**Extrait choisi:**

::::

Certes, l'étude réalisée par les Drs Béatrice Luminet et Jean-Paul Guyonnet, dans le cadre d'un mémoire de médecins inspecteurs de santé publique à l'Ecole nationale de Rennes*, n'a aucune prétention de représentativité statistique. Elle ne porte en effet que sur huit « studios » de tatoueurs et de perceurs de l'Hérault, dont deux non répertoriés dans l'annuaire, positionnés en bord de plage. Mais elle confirme que ces pratiques, comportant une effraction de la barrière cutanée ou muqueuse, présentent bien un risque de transmission infectieuse, bactérienne et virale, particulièrement pour les virus des hépatites B et C.
Les visites des locaux, l'observation de la préparation du matériel, le suivi de la réalisation du geste, l'entretien avec les professionnels et les prélèvements réalisés sur le matériel trahissent un niveau d'hygiène « globalement déficitaire ».
Dans les studios de tatouage, tout d'abord, les aiguilles, achetées non stérilisées, soudées par le professionnel lui-même, ne sont pas stérilisées avant utilisation ; la buse, qui permet de guider l'aiguille et qui entre plus ou moins en contact avec la peau, donc l'exsudat et/ou le sang qui s'écoulent lors de l'opération, n'est jamais à usage unique ; les encres, introduites à l'intérieur du derme, ont des compositions et des provenances inconnues. Elles ne subissent aucun contrôle d'innocuité.

::::

[Enregistrements sources]
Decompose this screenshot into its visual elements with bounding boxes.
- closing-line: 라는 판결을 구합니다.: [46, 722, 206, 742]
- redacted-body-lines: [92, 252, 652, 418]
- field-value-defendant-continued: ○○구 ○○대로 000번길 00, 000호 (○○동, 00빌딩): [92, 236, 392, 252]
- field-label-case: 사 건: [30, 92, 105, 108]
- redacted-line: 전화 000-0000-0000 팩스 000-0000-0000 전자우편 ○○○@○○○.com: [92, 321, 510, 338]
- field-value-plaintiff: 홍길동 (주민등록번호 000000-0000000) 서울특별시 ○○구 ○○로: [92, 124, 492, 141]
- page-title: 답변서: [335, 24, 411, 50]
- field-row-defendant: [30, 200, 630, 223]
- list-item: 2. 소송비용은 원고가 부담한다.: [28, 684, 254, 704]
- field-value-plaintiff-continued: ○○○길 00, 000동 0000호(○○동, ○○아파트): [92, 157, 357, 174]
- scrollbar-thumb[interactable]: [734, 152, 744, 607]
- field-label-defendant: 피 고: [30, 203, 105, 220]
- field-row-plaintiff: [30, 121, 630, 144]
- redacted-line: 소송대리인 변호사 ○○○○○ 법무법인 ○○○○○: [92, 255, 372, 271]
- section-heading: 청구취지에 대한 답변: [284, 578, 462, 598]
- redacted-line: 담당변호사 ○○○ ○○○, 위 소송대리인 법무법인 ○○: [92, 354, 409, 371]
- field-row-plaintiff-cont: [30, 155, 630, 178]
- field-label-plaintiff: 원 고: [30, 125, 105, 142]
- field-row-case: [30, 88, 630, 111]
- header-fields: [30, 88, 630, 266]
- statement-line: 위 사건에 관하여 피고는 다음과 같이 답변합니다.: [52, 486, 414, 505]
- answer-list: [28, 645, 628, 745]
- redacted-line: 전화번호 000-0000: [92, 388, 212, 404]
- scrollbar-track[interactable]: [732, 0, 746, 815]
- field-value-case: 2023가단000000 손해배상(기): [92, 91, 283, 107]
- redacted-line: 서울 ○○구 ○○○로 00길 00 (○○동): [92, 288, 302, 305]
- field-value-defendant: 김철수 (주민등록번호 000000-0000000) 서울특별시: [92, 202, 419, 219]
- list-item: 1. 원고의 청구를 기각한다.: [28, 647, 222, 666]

::::

**Travail à faire:**
D'après l'extrait, sur combien de studios de tatoueurs et de perceurs de l'Hérault l'étude porte-t-elle ? Seul l'extrait doit servir de référence.

**Tâche accomplie:**
Elle porte sur huit studios.